Task data:
"""
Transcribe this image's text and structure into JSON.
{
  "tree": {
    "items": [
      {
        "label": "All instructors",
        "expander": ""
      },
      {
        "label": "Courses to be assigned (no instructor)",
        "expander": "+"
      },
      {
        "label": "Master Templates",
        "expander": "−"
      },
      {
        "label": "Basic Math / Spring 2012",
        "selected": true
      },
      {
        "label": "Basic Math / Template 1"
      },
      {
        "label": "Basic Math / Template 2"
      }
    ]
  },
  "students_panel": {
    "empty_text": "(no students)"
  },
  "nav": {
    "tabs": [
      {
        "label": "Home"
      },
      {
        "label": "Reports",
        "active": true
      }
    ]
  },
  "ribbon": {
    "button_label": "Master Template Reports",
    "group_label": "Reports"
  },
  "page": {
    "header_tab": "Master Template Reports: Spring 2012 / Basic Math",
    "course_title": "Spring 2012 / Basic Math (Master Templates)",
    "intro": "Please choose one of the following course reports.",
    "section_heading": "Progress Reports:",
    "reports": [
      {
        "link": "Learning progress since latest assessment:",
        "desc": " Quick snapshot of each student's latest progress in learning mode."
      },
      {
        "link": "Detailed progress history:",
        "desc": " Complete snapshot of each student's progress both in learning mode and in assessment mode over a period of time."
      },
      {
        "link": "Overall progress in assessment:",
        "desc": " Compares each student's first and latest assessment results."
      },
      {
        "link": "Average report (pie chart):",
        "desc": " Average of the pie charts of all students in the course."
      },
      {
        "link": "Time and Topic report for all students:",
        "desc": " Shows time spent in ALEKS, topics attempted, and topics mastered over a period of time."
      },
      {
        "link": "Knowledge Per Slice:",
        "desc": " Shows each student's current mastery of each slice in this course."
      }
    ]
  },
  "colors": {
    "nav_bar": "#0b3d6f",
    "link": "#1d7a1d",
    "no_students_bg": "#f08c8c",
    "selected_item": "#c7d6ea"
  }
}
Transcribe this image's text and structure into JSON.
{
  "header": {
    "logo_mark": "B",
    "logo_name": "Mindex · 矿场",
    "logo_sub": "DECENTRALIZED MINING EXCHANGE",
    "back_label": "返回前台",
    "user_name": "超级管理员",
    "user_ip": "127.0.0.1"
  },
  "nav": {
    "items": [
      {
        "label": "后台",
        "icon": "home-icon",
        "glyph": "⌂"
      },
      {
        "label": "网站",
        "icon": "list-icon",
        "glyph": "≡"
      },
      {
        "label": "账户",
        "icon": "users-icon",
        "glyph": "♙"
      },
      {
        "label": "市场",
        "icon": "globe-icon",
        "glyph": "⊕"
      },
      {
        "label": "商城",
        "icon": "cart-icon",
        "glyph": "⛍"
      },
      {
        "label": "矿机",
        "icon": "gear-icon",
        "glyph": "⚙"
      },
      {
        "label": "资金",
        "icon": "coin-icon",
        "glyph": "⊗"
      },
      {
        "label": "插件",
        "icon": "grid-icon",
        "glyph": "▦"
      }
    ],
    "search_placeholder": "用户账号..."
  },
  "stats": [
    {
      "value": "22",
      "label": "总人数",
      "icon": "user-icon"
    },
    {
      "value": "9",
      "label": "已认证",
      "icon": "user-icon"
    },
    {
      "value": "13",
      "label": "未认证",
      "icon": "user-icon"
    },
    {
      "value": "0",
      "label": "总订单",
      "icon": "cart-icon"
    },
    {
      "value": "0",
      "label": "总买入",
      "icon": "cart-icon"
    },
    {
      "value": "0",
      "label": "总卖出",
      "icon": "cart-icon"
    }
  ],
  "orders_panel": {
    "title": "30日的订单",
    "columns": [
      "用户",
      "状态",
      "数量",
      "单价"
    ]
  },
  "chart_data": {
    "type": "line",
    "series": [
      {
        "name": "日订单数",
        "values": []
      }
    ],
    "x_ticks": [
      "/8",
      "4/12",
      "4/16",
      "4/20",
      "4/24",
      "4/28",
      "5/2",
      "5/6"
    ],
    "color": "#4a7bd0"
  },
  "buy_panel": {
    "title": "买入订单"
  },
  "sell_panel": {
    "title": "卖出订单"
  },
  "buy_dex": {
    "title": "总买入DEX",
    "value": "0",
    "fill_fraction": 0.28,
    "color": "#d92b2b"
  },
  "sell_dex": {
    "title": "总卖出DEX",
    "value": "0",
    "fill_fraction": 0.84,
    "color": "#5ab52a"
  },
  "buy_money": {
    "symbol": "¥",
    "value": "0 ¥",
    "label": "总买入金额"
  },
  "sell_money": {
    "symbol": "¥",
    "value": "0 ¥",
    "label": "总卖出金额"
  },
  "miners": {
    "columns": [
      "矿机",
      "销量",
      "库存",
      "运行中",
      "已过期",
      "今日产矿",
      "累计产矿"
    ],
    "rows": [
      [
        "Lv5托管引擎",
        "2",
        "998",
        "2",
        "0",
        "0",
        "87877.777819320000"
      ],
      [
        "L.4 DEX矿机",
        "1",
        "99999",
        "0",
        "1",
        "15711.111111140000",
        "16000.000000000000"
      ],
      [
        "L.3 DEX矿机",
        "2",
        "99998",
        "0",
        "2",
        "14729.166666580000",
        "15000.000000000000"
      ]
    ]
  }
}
"""
What you will do: Consider the entries above and return each line with the string "desc".

Solution to the exercise:
        "desc": " Quick snapshot of each student's latest progress in learning mode."
        "desc": " Complete snapshot of each student's progress both in learning mode and in assessment mode over a period of time."
        "desc": " Compares each student's first and latest assessment results."
        "desc": " Average of the pie charts of all students in the course."
        "desc": " Shows time spent in ALEKS, topics attempted, and topics mastered over a period of time."
        "desc": " Shows each student's current mastery of each slice in this course."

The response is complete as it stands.